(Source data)
[BEGIN]

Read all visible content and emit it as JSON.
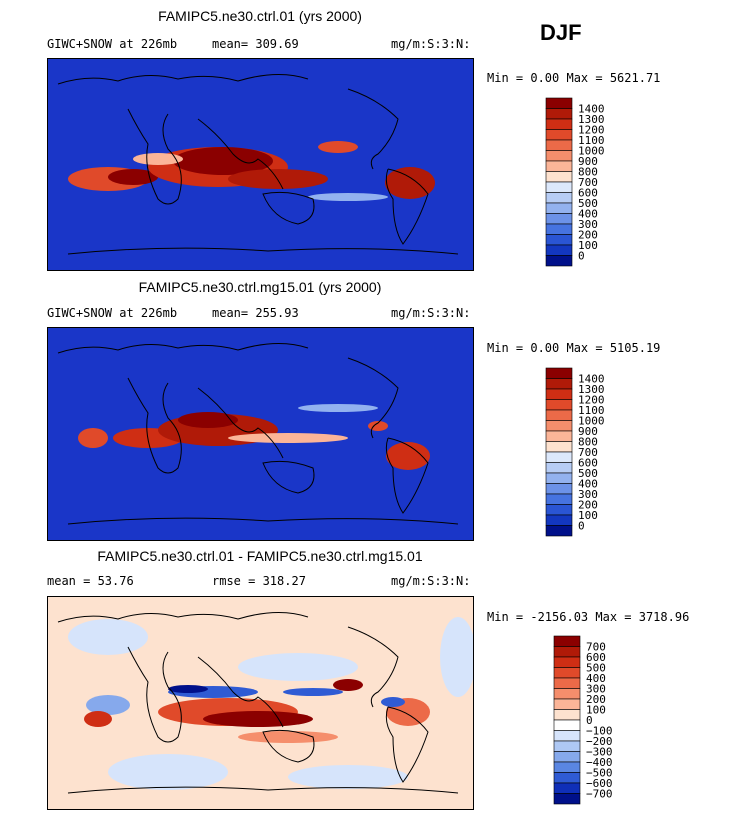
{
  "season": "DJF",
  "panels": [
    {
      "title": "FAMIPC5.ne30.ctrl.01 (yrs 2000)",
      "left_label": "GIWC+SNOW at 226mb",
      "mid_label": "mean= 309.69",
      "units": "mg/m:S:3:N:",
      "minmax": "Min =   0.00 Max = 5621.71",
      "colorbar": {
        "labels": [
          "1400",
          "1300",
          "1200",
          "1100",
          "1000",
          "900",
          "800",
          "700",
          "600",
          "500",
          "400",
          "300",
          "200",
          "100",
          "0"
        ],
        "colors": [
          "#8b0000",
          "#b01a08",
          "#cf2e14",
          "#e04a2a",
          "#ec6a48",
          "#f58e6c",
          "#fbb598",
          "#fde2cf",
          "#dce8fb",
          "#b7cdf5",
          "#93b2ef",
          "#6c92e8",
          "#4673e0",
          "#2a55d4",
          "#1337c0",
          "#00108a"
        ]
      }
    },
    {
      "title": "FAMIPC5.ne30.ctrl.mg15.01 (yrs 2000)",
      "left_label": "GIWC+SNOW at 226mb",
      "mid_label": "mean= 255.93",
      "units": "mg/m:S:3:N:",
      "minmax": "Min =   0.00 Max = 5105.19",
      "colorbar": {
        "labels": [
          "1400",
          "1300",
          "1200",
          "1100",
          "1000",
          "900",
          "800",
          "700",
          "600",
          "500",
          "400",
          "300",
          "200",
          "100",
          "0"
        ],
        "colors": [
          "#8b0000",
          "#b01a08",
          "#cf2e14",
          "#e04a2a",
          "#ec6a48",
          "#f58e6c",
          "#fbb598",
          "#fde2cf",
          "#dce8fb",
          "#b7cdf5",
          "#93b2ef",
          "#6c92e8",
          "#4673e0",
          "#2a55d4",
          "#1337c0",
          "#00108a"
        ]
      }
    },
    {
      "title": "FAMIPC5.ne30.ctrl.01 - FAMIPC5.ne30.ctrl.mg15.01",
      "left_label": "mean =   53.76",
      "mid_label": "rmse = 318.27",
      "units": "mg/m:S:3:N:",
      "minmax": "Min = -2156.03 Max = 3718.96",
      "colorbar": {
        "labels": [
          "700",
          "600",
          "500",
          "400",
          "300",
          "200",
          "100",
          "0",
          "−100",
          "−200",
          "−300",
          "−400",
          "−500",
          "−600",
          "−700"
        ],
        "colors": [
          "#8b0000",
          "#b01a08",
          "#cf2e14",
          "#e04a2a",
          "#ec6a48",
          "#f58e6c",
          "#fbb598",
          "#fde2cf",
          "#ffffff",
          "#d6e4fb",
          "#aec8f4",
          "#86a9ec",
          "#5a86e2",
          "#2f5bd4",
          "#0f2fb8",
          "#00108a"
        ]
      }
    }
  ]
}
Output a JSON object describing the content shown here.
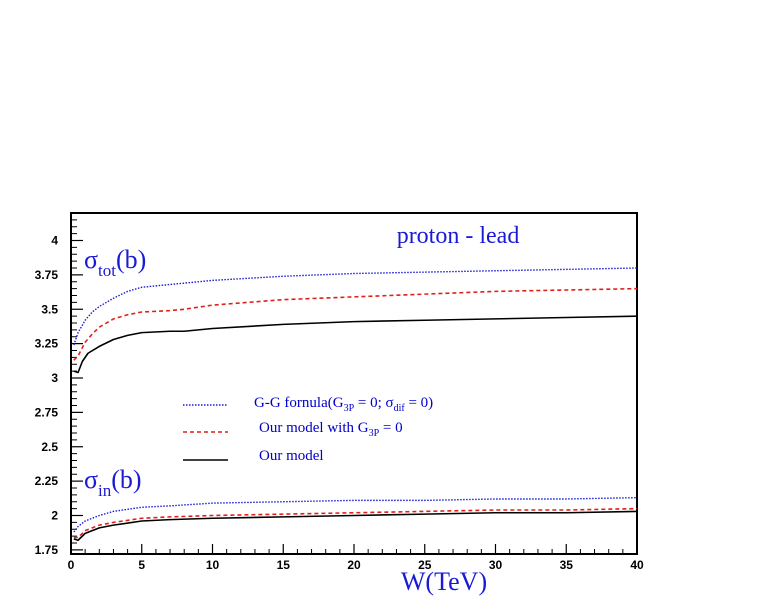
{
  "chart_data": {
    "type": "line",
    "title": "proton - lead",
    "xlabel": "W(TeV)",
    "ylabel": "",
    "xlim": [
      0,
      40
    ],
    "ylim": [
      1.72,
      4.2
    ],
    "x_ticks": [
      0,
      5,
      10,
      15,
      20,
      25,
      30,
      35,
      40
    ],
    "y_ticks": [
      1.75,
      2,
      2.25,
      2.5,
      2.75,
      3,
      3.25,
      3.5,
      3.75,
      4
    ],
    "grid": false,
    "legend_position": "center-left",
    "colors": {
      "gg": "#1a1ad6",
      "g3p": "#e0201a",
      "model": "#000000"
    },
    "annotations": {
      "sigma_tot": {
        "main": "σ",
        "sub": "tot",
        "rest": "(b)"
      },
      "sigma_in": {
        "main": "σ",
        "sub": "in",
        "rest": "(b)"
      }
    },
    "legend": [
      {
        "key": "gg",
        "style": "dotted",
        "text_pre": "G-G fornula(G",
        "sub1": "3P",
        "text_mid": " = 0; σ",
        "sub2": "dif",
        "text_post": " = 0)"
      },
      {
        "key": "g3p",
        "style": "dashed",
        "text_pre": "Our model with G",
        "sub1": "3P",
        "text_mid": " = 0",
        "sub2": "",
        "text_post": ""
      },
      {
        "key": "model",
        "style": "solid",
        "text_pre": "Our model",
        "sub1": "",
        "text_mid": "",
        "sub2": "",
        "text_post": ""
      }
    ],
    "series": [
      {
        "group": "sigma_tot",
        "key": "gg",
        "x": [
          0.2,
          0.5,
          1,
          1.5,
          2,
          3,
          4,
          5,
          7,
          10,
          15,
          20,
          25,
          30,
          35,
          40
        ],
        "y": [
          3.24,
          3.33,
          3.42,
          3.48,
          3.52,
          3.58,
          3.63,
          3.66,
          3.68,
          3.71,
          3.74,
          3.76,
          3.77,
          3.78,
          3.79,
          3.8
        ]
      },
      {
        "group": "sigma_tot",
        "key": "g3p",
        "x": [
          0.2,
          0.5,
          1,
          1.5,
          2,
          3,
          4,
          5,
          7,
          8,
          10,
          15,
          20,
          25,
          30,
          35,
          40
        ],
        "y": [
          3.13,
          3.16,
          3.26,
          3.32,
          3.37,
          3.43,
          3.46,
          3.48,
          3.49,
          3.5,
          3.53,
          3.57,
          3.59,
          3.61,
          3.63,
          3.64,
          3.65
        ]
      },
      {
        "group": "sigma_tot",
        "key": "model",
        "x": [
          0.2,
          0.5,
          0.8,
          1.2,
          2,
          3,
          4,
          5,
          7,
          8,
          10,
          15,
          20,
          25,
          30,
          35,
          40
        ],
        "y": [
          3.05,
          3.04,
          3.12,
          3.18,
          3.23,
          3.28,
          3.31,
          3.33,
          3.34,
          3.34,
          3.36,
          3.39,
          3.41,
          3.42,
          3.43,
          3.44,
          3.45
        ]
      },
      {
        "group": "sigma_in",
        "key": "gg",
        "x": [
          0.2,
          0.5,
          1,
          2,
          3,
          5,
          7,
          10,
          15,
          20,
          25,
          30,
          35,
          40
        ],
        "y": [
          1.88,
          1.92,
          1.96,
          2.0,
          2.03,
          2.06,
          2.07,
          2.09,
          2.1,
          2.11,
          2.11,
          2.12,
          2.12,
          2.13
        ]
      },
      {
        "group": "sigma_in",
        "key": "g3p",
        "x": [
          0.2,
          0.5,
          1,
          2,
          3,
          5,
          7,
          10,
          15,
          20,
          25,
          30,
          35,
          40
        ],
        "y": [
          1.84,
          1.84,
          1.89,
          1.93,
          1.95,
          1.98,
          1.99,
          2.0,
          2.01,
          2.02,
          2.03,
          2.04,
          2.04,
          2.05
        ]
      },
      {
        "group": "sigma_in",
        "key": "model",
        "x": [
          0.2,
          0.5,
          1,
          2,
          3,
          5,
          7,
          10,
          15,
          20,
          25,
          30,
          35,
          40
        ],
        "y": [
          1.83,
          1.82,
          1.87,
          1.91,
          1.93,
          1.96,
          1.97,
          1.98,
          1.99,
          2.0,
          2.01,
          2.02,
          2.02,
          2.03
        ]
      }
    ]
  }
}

[END]

• [Set exercise]:
Repeat the listing in full and exactly. Leave any pictures out.

• [Completed task]:
Read all visible content and emit it as JSON.
{
  "season": "DJF",
  "panels": [
    {
      "title": "FAMIPC5.ne30.ctrl.01 (yrs 2000)",
      "left_label": "GIWC+SNOW at 226mb",
      "mid_label": "mean= 309.69",
      "units": "mg/m:S:3:N:",
      "minmax": "Min =   0.00 Max = 5621.71",
      "colorbar": {
        "labels": [
          "1400",
          "1300",
          "1200",
          "1100",
          "1000",
          "900",
          "800",
          "700",
          "600",
          "500",
          "400",
          "300",
          "200",
          "100",
          "0"
        ],
        "colors": [
          "#8b0000",
          "#b01a08",
          "#cf2e14",
          "#e04a2a",
          "#ec6a48",
          "#f58e6c",
          "#fbb598",
          "#fde2cf",
          "#dce8fb",
          "#b7cdf5",
          "#93b2ef",
          "#6c92e8",
          "#4673e0",
          "#2a55d4",
          "#1337c0",
          "#00108a"
        ]
      }
    },
    {
      "title": "FAMIPC5.ne30.ctrl.mg15.01 (yrs 2000)",
      "left_label": "GIWC+SNOW at 226mb",
      "mid_label": "mean= 255.93",
      "units": "mg/m:S:3:N:",
      "minmax": "Min =   0.00 Max = 5105.19",
      "colorbar": {
        "labels": [
          "1400",
          "1300",
          "1200",
          "1100",
          "1000",
          "900",
          "800",
          "700",
          "600",
          "500",
          "400",
          "300",
          "200",
          "100",
          "0"
        ],
        "colors": [
          "#8b0000",
          "#b01a08",
          "#cf2e14",
          "#e04a2a",
          "#ec6a48",
          "#f58e6c",
          "#fbb598",
          "#fde2cf",
          "#dce8fb",
          "#b7cdf5",
          "#93b2ef",
          "#6c92e8",
          "#4673e0",
          "#2a55d4",
          "#1337c0",
          "#00108a"
        ]
      }
    },
    {
      "title": "FAMIPC5.ne30.ctrl.01 - FAMIPC5.ne30.ctrl.mg15.01",
      "left_label": "mean =   53.76",
      "mid_label": "rmse = 318.27",
      "units": "mg/m:S:3:N:",
      "minmax": "Min = -2156.03 Max = 3718.96",
      "colorbar": {
        "labels": [
          "700",
          "600",
          "500",
          "400",
          "300",
          "200",
          "100",
          "0",
          "−100",
          "−200",
          "−300",
          "−400",
          "−500",
          "−600",
          "−700"
        ],
        "colors": [
          "#8b0000",
          "#b01a08",
          "#cf2e14",
          "#e04a2a",
          "#ec6a48",
          "#f58e6c",
          "#fbb598",
          "#fde2cf",
          "#ffffff",
          "#d6e4fb",
          "#aec8f4",
          "#86a9ec",
          "#5a86e2",
          "#2f5bd4",
          "#0f2fb8",
          "#00108a"
        ]
      }
    }
  ]
}
Output a JSON object describing the content shown here.
{
  "chart_data": {
    "type": "line",
    "title": "proton - lead",
    "xlabel": "W(TeV)",
    "ylabel": "",
    "xlim": [
      0,
      40
    ],
    "ylim": [
      1.72,
      4.2
    ],
    "x_ticks": [
      0,
      5,
      10,
      15,
      20,
      25,
      30,
      35,
      40
    ],
    "y_ticks": [
      1.75,
      2,
      2.25,
      2.5,
      2.75,
      3,
      3.25,
      3.5,
      3.75,
      4
    ],
    "grid": false,
    "legend_position": "center-left",
    "colors": {
      "gg": "#1a1ad6",
      "g3p": "#e0201a",
      "model": "#000000"
    },
    "annotations": {
      "sigma_tot": {
        "main": "σ",
        "sub": "tot",
        "rest": "(b)"
      },
      "sigma_in": {
        "main": "σ",
        "sub": "in",
        "rest": "(b)"
      }
    },
    "legend": [
      {
        "key": "gg",
        "style": "dotted",
        "text_pre": "G-G fornula(G",
        "sub1": "3P",
        "text_mid": " = 0; σ",
        "sub2": "dif",
        "text_post": " = 0)"
      },
      {
        "key": "g3p",
        "style": "dashed",
        "text_pre": "Our model with G",
        "sub1": "3P",
        "text_mid": " = 0",
        "sub2": "",
        "text_post": ""
      },
      {
        "key": "model",
        "style": "solid",
        "text_pre": "Our model",
        "sub1": "",
        "text_mid": "",
        "sub2": "",
        "text_post": ""
      }
    ],
    "series": [
      {
        "group": "sigma_tot",
        "key": "gg",
        "x": [
          0.2,
          0.5,
          1,
          1.5,
          2,
          3,
          4,
          5,
          7,
          10,
          15,
          20,
          25,
          30,
          35,
          40
        ],
        "y": [
          3.24,
          3.33,
          3.42,
          3.48,
          3.52,
          3.58,
          3.63,
          3.66,
          3.68,
          3.71,
          3.74,
          3.76,
          3.77,
          3.78,
          3.79,
          3.8
        ]
      },
      {
        "group": "sigma_tot",
        "key": "g3p",
        "x": [
          0.2,
          0.5,
          1,
          1.5,
          2,
          3,
          4,
          5,
          7,
          8,
          10,
          15,
          20,
          25,
          30,
          35,
          40
        ],
        "y": [
          3.13,
          3.16,
          3.26,
          3.32,
          3.37,
          3.43,
          3.46,
          3.48,
          3.49,
          3.5,
          3.53,
          3.57,
          3.59,
          3.61,
          3.63,
          3.64,
          3.65
        ]
      },
      {
        "group": "sigma_tot",
        "key": "model",
        "x": [
          0.2,
          0.5,
          0.8,
          1.2,
          2,
          3,
          4,
          5,
          7,
          8,
          10,
          15,
          20,
          25,
          30,
          35,
          40
        ],
        "y": [
          3.05,
          3.04,
          3.12,
          3.18,
          3.23,
          3.28,
          3.31,
          3.33,
          3.34,
          3.34,
          3.36,
          3.39,
          3.41,
          3.42,
          3.43,
          3.44,
          3.45
        ]
      },
      {
        "group": "sigma_in",
        "key": "gg",
        "x": [
          0.2,
          0.5,
          1,
          2,
          3,
          5,
          7,
          10,
          15,
          20,
          25,
          30,
          35,
          40
        ],
        "y": [
          1.88,
          1.92,
          1.96,
          2.0,
          2.03,
          2.06,
          2.07,
          2.09,
          2.1,
          2.11,
          2.11,
          2.12,
          2.12,
          2.13
        ]
      },
      {
        "group": "sigma_in",
        "key": "g3p",
        "x": [
          0.2,
          0.5,
          1,
          2,
          3,
          5,
          7,
          10,
          15,
          20,
          25,
          30,
          35,
          40
        ],
        "y": [
          1.84,
          1.84,
          1.89,
          1.93,
          1.95,
          1.98,
          1.99,
          2.0,
          2.01,
          2.02,
          2.03,
          2.04,
          2.04,
          2.05
        ]
      },
      {
        "group": "sigma_in",
        "key": "model",
        "x": [
          0.2,
          0.5,
          1,
          2,
          3,
          5,
          7,
          10,
          15,
          20,
          25,
          30,
          35,
          40
        ],
        "y": [
          1.83,
          1.82,
          1.87,
          1.91,
          1.93,
          1.96,
          1.97,
          1.98,
          1.99,
          2.0,
          2.01,
          2.02,
          2.02,
          2.03
        ]
      }
    ]
  }
}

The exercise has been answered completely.